Material provided:

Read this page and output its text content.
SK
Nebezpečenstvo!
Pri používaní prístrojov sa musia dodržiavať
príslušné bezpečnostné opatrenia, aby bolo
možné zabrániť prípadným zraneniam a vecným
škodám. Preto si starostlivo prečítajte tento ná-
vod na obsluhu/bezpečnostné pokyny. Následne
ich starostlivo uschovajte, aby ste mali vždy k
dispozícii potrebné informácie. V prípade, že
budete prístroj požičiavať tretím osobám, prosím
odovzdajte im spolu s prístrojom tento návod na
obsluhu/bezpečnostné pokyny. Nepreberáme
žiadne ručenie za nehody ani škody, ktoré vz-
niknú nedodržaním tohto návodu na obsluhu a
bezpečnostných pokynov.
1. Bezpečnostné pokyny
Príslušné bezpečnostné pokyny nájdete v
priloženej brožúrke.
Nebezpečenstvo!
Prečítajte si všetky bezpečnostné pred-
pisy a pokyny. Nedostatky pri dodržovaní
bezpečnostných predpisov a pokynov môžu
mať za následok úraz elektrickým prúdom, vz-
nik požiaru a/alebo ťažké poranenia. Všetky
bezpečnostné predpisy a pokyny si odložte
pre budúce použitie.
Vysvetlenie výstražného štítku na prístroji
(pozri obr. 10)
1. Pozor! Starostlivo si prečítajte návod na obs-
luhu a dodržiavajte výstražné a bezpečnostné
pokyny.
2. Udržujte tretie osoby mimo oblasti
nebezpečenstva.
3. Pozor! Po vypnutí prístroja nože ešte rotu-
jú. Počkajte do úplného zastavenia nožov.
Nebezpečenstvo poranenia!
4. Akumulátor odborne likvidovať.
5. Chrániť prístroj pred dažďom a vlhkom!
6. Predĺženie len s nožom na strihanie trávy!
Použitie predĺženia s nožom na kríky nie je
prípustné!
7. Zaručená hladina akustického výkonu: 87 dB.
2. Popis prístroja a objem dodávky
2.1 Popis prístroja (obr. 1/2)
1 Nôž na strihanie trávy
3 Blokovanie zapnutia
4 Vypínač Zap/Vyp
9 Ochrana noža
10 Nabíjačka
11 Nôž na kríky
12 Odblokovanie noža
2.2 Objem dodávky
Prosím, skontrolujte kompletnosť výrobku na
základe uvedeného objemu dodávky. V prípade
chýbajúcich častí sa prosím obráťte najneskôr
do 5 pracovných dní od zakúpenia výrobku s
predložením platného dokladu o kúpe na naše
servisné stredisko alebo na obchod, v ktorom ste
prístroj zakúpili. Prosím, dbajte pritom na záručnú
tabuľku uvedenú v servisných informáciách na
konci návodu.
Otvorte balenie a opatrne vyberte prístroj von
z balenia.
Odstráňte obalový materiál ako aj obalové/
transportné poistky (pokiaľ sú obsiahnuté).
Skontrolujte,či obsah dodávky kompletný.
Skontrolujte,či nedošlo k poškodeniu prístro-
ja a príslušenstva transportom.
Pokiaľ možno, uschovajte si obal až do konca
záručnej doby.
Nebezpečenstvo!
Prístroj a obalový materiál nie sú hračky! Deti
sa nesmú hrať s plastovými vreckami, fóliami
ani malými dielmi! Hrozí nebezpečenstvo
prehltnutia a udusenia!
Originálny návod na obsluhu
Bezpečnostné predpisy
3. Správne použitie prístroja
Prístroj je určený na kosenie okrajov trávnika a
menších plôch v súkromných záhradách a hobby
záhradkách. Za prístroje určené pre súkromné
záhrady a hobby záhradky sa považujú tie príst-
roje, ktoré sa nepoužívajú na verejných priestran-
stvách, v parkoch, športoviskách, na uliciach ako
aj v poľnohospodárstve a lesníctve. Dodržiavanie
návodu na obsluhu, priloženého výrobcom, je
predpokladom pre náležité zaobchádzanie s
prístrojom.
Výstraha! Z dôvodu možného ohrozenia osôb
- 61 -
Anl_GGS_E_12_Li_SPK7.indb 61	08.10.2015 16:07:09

Job: Reproduce the data, keeping every line exactly the same.

Task solution:
Read this page and output its text content.
SK
Nebezpečenstvo!
Pri používaní prístrojov sa musia dodržiavať
príslušné bezpečnostné opatrenia, aby bolo
možné zabrániť prípadným zraneniam a vecným
škodám. Preto si starostlivo prečítajte tento ná-
vod na obsluhu/bezpečnostné pokyny. Následne
ich starostlivo uschovajte, aby ste mali vždy k
dispozícii potrebné informácie. V prípade, že
budete prístroj požičiavať tretím osobám, prosím
odovzdajte im spolu s prístrojom tento návod na
obsluhu/bezpečnostné pokyny. Nepreberáme
žiadne ručenie za nehody ani škody, ktoré vz-
niknú nedodržaním tohto návodu na obsluhu a
bezpečnostných pokynov.
1. Bezpečnostné pokyny
Príslušné bezpečnostné pokyny nájdete v
priloženej brožúrke.
Nebezpečenstvo!
Prečítajte si všetky bezpečnostné pred-
pisy a pokyny. Nedostatky pri dodržovaní
bezpečnostných predpisov a pokynov môžu
mať za následok úraz elektrickým prúdom, vz-
nik požiaru a/alebo ťažké poranenia. Všetky
bezpečnostné predpisy a pokyny si odložte
pre budúce použitie.
Vysvetlenie výstražného štítku na prístroji
(pozri obr. 10)
1. Pozor! Starostlivo si prečítajte návod na obs-
luhu a dodržiavajte výstražné a bezpečnostné
pokyny.
2. Udržujte tretie osoby mimo oblasti
nebezpečenstva.
3. Pozor! Po vypnutí prístroja nože ešte rotu-
jú. Počkajte do úplného zastavenia nožov.
Nebezpečenstvo poranenia!
4. Akumulátor odborne likvidovať.
5. Chrániť prístroj pred dažďom a vlhkom!
6. Predĺženie len s nožom na strihanie trávy!
Použitie predĺženia s nožom na kríky nie je
prípustné!
7. Zaručená hladina akustického výkonu: 87 dB.
2. Popis prístroja a objem dodávky
2.1 Popis prístroja (obr. 1/2)
1 Nôž na strihanie trávy
3 Blokovanie zapnutia
4 Vypínač Zap/Vyp
9 Ochrana noža
10 Nabíjačka
11 Nôž na kríky
12 Odblokovanie noža
2.2 Objem dodávky
Prosím, skontrolujte kompletnosť výrobku na
základe uvedeného objemu dodávky. V prípade
chýbajúcich častí sa prosím obráťte najneskôr
do 5 pracovných dní od zakúpenia výrobku s
predložením platného dokladu o kúpe na naše
servisné stredisko alebo na obchod, v ktorom ste
prístroj zakúpili. Prosím, dbajte pritom na záručnú
tabuľku uvedenú v servisných informáciách na
konci návodu.
Otvorte balenie a opatrne vyberte prístroj von
z balenia.
Odstráňte obalový materiál ako aj obalové/
transportné poistky (pokiaľ sú obsiahnuté).
Skontrolujte,či obsah dodávky kompletný.
Skontrolujte,či nedošlo k poškodeniu prístro-
ja a príslušenstva transportom.
Pokiaľ možno, uschovajte si obal až do konca
záručnej doby.
Nebezpečenstvo!
Prístroj a obalový materiál nie sú hračky! Deti
sa nesmú hrať s plastovými vreckami, fóliami
ani malými dielmi! Hrozí nebezpečenstvo
prehltnutia a udusenia!
Originálny návod na obsluhu
Bezpečnostné predpisy
3. Správne použitie prístroja
Prístroj je určený na kosenie okrajov trávnika a
menších plôch v súkromných záhradách a hobby
záhradkách. Za prístroje určené pre súkromné
záhrady a hobby záhradky sa považujú tie príst-
roje, ktoré sa nepoužívajú na verejných priestran-
stvách, v parkoch, športoviskách, na uliciach ako
aj v poľnohospodárstve a lesníctve. Dodržiavanie
návodu na obsluhu, priloženého výrobcom, je
predpokladom pre náležité zaobchádzanie s
prístrojom.
Výstraha! Z dôvodu možného ohrozenia osôb
- 61 -
Anl_GGS_E_12_Li_SPK7.indb 61	08.10.2015 16:07:09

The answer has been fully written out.